Stored dataset items ▸
--------

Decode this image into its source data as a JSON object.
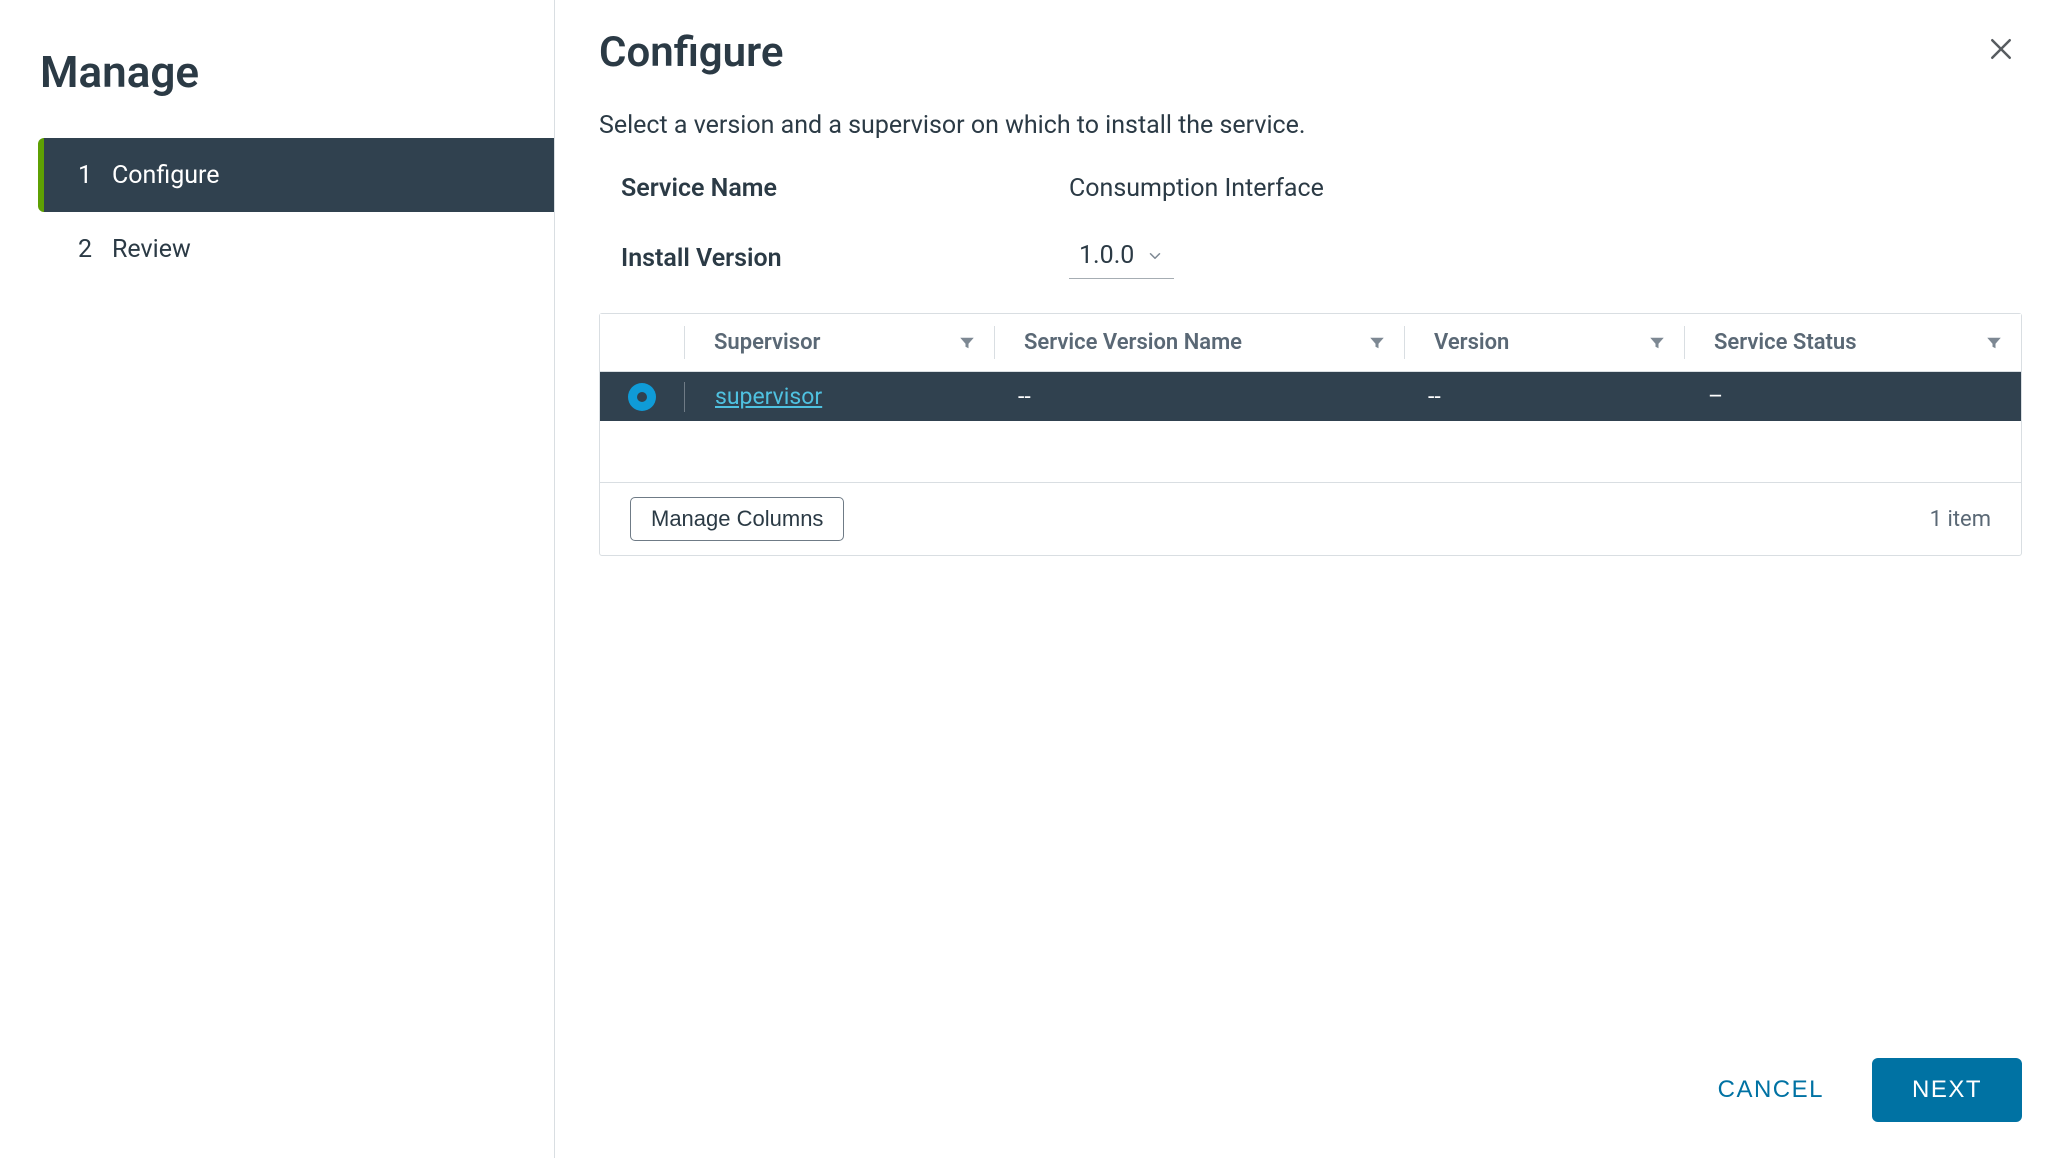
{
  "sidebar": {
    "title": "Manage",
    "steps": [
      {
        "number": "1",
        "label": "Configure",
        "active": true
      },
      {
        "number": "2",
        "label": "Review",
        "active": false
      }
    ]
  },
  "main": {
    "title": "Configure",
    "subtitle": "Select a version and a supervisor on which to install the service.",
    "service_name_label": "Service Name",
    "service_name_value": "Consumption Interface",
    "install_version_label": "Install Version",
    "install_version_value": "1.0.0"
  },
  "table": {
    "columns": {
      "supervisor": "Supervisor",
      "service_version_name": "Service Version Name",
      "version": "Version",
      "service_status": "Service Status"
    },
    "rows": [
      {
        "selected": true,
        "supervisor": "supervisor",
        "service_version_name": "--",
        "version": "--",
        "service_status": "–"
      }
    ],
    "manage_columns_label": "Manage Columns",
    "item_count": "1 item"
  },
  "footer": {
    "cancel": "CANCEL",
    "next": "NEXT"
  }
}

--------

INSTRUCTION ▸
Any pictures should be dropped; transcribe the rest of the records above exactly.

PROBLEM SOLUTION ▸
Decode this image into its source data as a JSON object.
{
  "sidebar": {
    "title": "Manage",
    "steps": [
      {
        "number": "1",
        "label": "Configure",
        "active": true
      },
      {
        "number": "2",
        "label": "Review",
        "active": false
      }
    ]
  },
  "main": {
    "title": "Configure",
    "subtitle": "Select a version and a supervisor on which to install the service.",
    "service_name_label": "Service Name",
    "service_name_value": "Consumption Interface",
    "install_version_label": "Install Version",
    "install_version_value": "1.0.0"
  },
  "table": {
    "columns": {
      "supervisor": "Supervisor",
      "service_version_name": "Service Version Name",
      "version": "Version",
      "service_status": "Service Status"
    },
    "rows": [
      {
        "selected": true,
        "supervisor": "supervisor",
        "service_version_name": "--",
        "version": "--",
        "service_status": "–"
      }
    ],
    "manage_columns_label": "Manage Columns",
    "item_count": "1 item"
  },
  "footer": {
    "cancel": "CANCEL",
    "next": "NEXT"
  }
}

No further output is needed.